* Information supplied *
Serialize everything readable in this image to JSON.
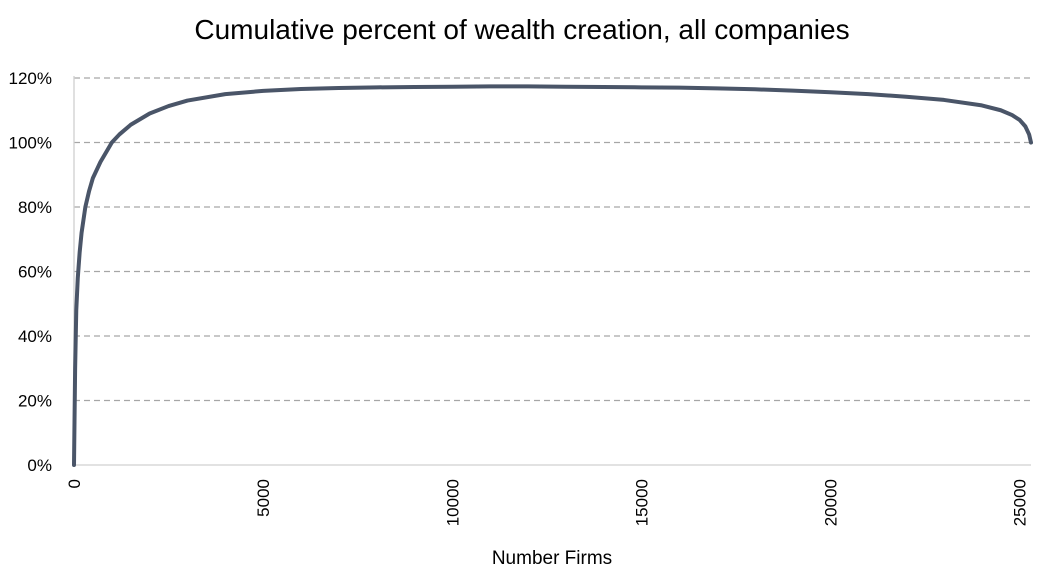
{
  "chart_data": {
    "type": "line",
    "title": "Cumulative percent of wealth creation, all companies",
    "xlabel": "Number Firms",
    "ylabel": "",
    "xlim": [
      0,
      25300
    ],
    "ylim": [
      0,
      120
    ],
    "x_ticks": [
      0,
      5000,
      10000,
      15000,
      20000,
      25000
    ],
    "x_tick_labels": [
      "0",
      "5000",
      "10000",
      "15000",
      "20000",
      "25000"
    ],
    "y_ticks": [
      0,
      20,
      40,
      60,
      80,
      100,
      120
    ],
    "y_tick_labels": [
      "0%",
      "20%",
      "40%",
      "60%",
      "80%",
      "100%",
      "120%"
    ],
    "grid": "horizontal dashed",
    "legend": "none",
    "series": [
      {
        "color": "#4a5568",
        "x": [
          0,
          30,
          60,
          100,
          150,
          200,
          300,
          400,
          500,
          700,
          900,
          1000,
          1200,
          1500,
          2000,
          2500,
          3000,
          4000,
          5000,
          6000,
          7000,
          8000,
          9000,
          10000,
          11000,
          12000,
          13000,
          14000,
          15000,
          16000,
          17000,
          18000,
          19000,
          20000,
          21000,
          22000,
          23000,
          24000,
          24500,
          24800,
          25000,
          25150,
          25250,
          25300
        ],
        "y": [
          0,
          30,
          48,
          58,
          66,
          72,
          80,
          85,
          89,
          94,
          98,
          100,
          102.5,
          105.5,
          109,
          111.3,
          113,
          115,
          116,
          116.6,
          116.9,
          117.1,
          117.2,
          117.3,
          117.4,
          117.4,
          117.3,
          117.2,
          117.1,
          117,
          116.8,
          116.5,
          116.1,
          115.6,
          115,
          114.2,
          113.2,
          111.5,
          110,
          108.5,
          107,
          105,
          102.5,
          100
        ]
      }
    ]
  }
}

* The exercise *
Copy the entries exactly. Leave out the images.

* Task solution *
Serialize everything readable in this image to JSON.
{
  "chart_data": {
    "type": "line",
    "title": "Cumulative percent of wealth creation, all companies",
    "xlabel": "Number Firms",
    "ylabel": "",
    "xlim": [
      0,
      25300
    ],
    "ylim": [
      0,
      120
    ],
    "x_ticks": [
      0,
      5000,
      10000,
      15000,
      20000,
      25000
    ],
    "x_tick_labels": [
      "0",
      "5000",
      "10000",
      "15000",
      "20000",
      "25000"
    ],
    "y_ticks": [
      0,
      20,
      40,
      60,
      80,
      100,
      120
    ],
    "y_tick_labels": [
      "0%",
      "20%",
      "40%",
      "60%",
      "80%",
      "100%",
      "120%"
    ],
    "grid": "horizontal dashed",
    "legend": "none",
    "series": [
      {
        "color": "#4a5568",
        "x": [
          0,
          30,
          60,
          100,
          150,
          200,
          300,
          400,
          500,
          700,
          900,
          1000,
          1200,
          1500,
          2000,
          2500,
          3000,
          4000,
          5000,
          6000,
          7000,
          8000,
          9000,
          10000,
          11000,
          12000,
          13000,
          14000,
          15000,
          16000,
          17000,
          18000,
          19000,
          20000,
          21000,
          22000,
          23000,
          24000,
          24500,
          24800,
          25000,
          25150,
          25250,
          25300
        ],
        "y": [
          0,
          30,
          48,
          58,
          66,
          72,
          80,
          85,
          89,
          94,
          98,
          100,
          102.5,
          105.5,
          109,
          111.3,
          113,
          115,
          116,
          116.6,
          116.9,
          117.1,
          117.2,
          117.3,
          117.4,
          117.4,
          117.3,
          117.2,
          117.1,
          117,
          116.8,
          116.5,
          116.1,
          115.6,
          115,
          114.2,
          113.2,
          111.5,
          110,
          108.5,
          107,
          105,
          102.5,
          100
        ]
      }
    ]
  }
}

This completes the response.